→ Directions for this task
Pictures stay out of the copy; restate everything else in the material exactly.

→ Material provided

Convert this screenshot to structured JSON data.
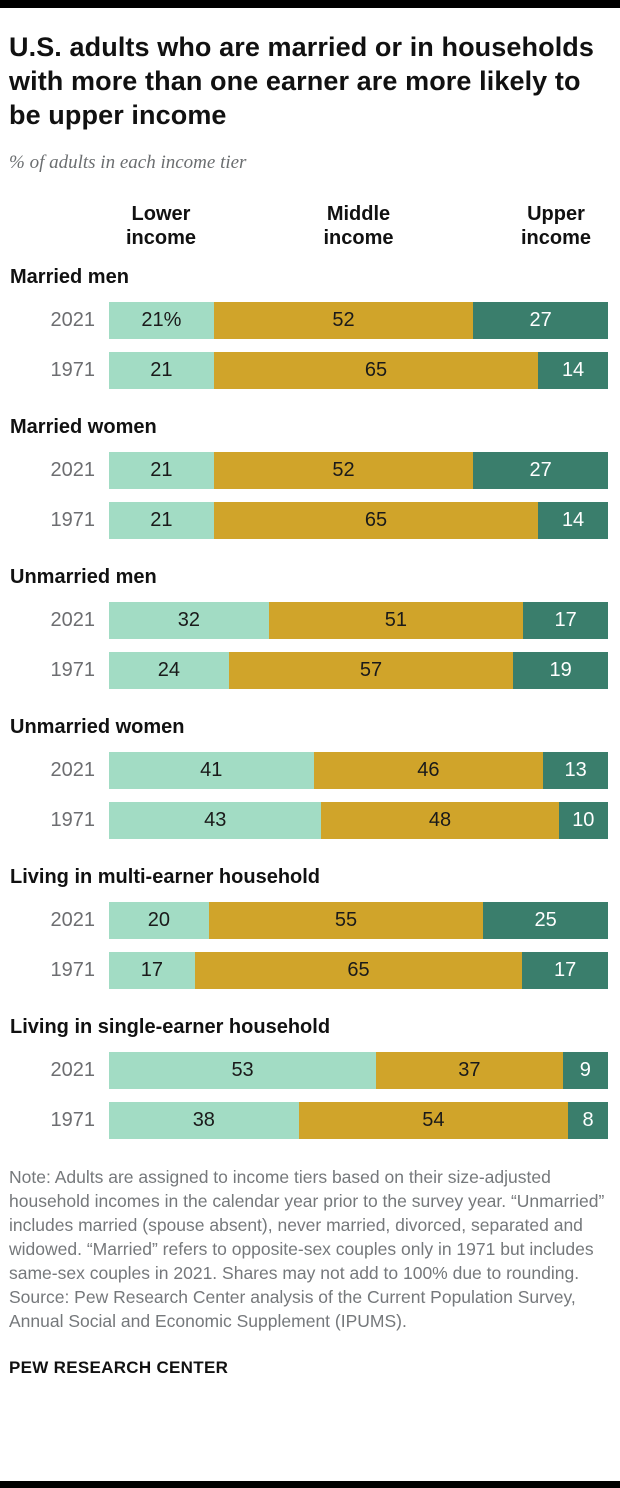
{
  "header": {
    "title": "U.S. adults who are married or in households with more than one earner are more likely to be upper income",
    "subtitle": "% of adults in each income tier"
  },
  "chart_data": {
    "type": "bar",
    "orientation": "horizontal",
    "stacked": true,
    "column_headers": [
      "Lower income",
      "Middle income",
      "Upper income"
    ],
    "segment_keys": [
      "lower",
      "middle",
      "upper"
    ],
    "colors": {
      "lower": "#a2dcc4",
      "middle": "#d0a42a",
      "upper": "#3a7e6c"
    },
    "xlim": [
      0,
      100
    ],
    "grid": false,
    "groups": [
      {
        "label": "Married men",
        "rows": [
          {
            "year": "2021",
            "values": [
              21,
              52,
              27
            ],
            "labels": [
              "21%",
              "52",
              "27"
            ]
          },
          {
            "year": "1971",
            "values": [
              21,
              65,
              14
            ],
            "labels": [
              "21",
              "65",
              "14"
            ]
          }
        ]
      },
      {
        "label": "Married women",
        "rows": [
          {
            "year": "2021",
            "values": [
              21,
              52,
              27
            ],
            "labels": [
              "21",
              "52",
              "27"
            ]
          },
          {
            "year": "1971",
            "values": [
              21,
              65,
              14
            ],
            "labels": [
              "21",
              "65",
              "14"
            ]
          }
        ]
      },
      {
        "label": "Unmarried men",
        "rows": [
          {
            "year": "2021",
            "values": [
              32,
              51,
              17
            ],
            "labels": [
              "32",
              "51",
              "17"
            ]
          },
          {
            "year": "1971",
            "values": [
              24,
              57,
              19
            ],
            "labels": [
              "24",
              "57",
              "19"
            ]
          }
        ]
      },
      {
        "label": "Unmarried women",
        "rows": [
          {
            "year": "2021",
            "values": [
              41,
              46,
              13
            ],
            "labels": [
              "41",
              "46",
              "13"
            ]
          },
          {
            "year": "1971",
            "values": [
              43,
              48,
              10
            ],
            "labels": [
              "43",
              "48",
              "10"
            ]
          }
        ]
      },
      {
        "label": "Living in multi-earner household",
        "rows": [
          {
            "year": "2021",
            "values": [
              20,
              55,
              25
            ],
            "labels": [
              "20",
              "55",
              "25"
            ]
          },
          {
            "year": "1971",
            "values": [
              17,
              65,
              17
            ],
            "labels": [
              "17",
              "65",
              "17"
            ]
          }
        ]
      },
      {
        "label": "Living in single-earner household",
        "rows": [
          {
            "year": "2021",
            "values": [
              53,
              37,
              9
            ],
            "labels": [
              "53",
              "37",
              "9"
            ]
          },
          {
            "year": "1971",
            "values": [
              38,
              54,
              8
            ],
            "labels": [
              "38",
              "54",
              "8"
            ]
          }
        ]
      }
    ]
  },
  "footer": {
    "note": "Note: Adults are assigned to income tiers based on their size-adjusted household incomes in the calendar year prior to the survey year. “Unmarried” includes married (spouse absent), never married, divorced, separated and widowed. “Married” refers to opposite-sex couples only in 1971 but includes same-sex couples in 2021. Shares may not add to 100% due to rounding.",
    "source": "Source: Pew Research Center analysis of the Current Population Survey, Annual Social and Economic Supplement (IPUMS).",
    "brand": "PEW RESEARCH CENTER"
  }
}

→ Answer below
Convert this screenshot to structured JSON data.
{
  "header": {
    "title": "U.S. adults who are married or in households with more than one earner are more likely to be upper income",
    "subtitle": "% of adults in each income tier"
  },
  "chart_data": {
    "type": "bar",
    "orientation": "horizontal",
    "stacked": true,
    "column_headers": [
      "Lower income",
      "Middle income",
      "Upper income"
    ],
    "segment_keys": [
      "lower",
      "middle",
      "upper"
    ],
    "colors": {
      "lower": "#a2dcc4",
      "middle": "#d0a42a",
      "upper": "#3a7e6c"
    },
    "xlim": [
      0,
      100
    ],
    "grid": false,
    "groups": [
      {
        "label": "Married men",
        "rows": [
          {
            "year": "2021",
            "values": [
              21,
              52,
              27
            ],
            "labels": [
              "21%",
              "52",
              "27"
            ]
          },
          {
            "year": "1971",
            "values": [
              21,
              65,
              14
            ],
            "labels": [
              "21",
              "65",
              "14"
            ]
          }
        ]
      },
      {
        "label": "Married women",
        "rows": [
          {
            "year": "2021",
            "values": [
              21,
              52,
              27
            ],
            "labels": [
              "21",
              "52",
              "27"
            ]
          },
          {
            "year": "1971",
            "values": [
              21,
              65,
              14
            ],
            "labels": [
              "21",
              "65",
              "14"
            ]
          }
        ]
      },
      {
        "label": "Unmarried men",
        "rows": [
          {
            "year": "2021",
            "values": [
              32,
              51,
              17
            ],
            "labels": [
              "32",
              "51",
              "17"
            ]
          },
          {
            "year": "1971",
            "values": [
              24,
              57,
              19
            ],
            "labels": [
              "24",
              "57",
              "19"
            ]
          }
        ]
      },
      {
        "label": "Unmarried women",
        "rows": [
          {
            "year": "2021",
            "values": [
              41,
              46,
              13
            ],
            "labels": [
              "41",
              "46",
              "13"
            ]
          },
          {
            "year": "1971",
            "values": [
              43,
              48,
              10
            ],
            "labels": [
              "43",
              "48",
              "10"
            ]
          }
        ]
      },
      {
        "label": "Living in multi-earner household",
        "rows": [
          {
            "year": "2021",
            "values": [
              20,
              55,
              25
            ],
            "labels": [
              "20",
              "55",
              "25"
            ]
          },
          {
            "year": "1971",
            "values": [
              17,
              65,
              17
            ],
            "labels": [
              "17",
              "65",
              "17"
            ]
          }
        ]
      },
      {
        "label": "Living in single-earner household",
        "rows": [
          {
            "year": "2021",
            "values": [
              53,
              37,
              9
            ],
            "labels": [
              "53",
              "37",
              "9"
            ]
          },
          {
            "year": "1971",
            "values": [
              38,
              54,
              8
            ],
            "labels": [
              "38",
              "54",
              "8"
            ]
          }
        ]
      }
    ]
  },
  "footer": {
    "note": "Note: Adults are assigned to income tiers based on their size-adjusted household incomes in the calendar year prior to the survey year. “Unmarried” includes married (spouse absent), never married, divorced, separated and widowed. “Married” refers to opposite-sex couples only in 1971 but includes same-sex couples in 2021. Shares may not add to 100% due to rounding.",
    "source": "Source: Pew Research Center analysis of the Current Population Survey, Annual Social and Economic Supplement (IPUMS).",
    "brand": "PEW RESEARCH CENTER"
  }
}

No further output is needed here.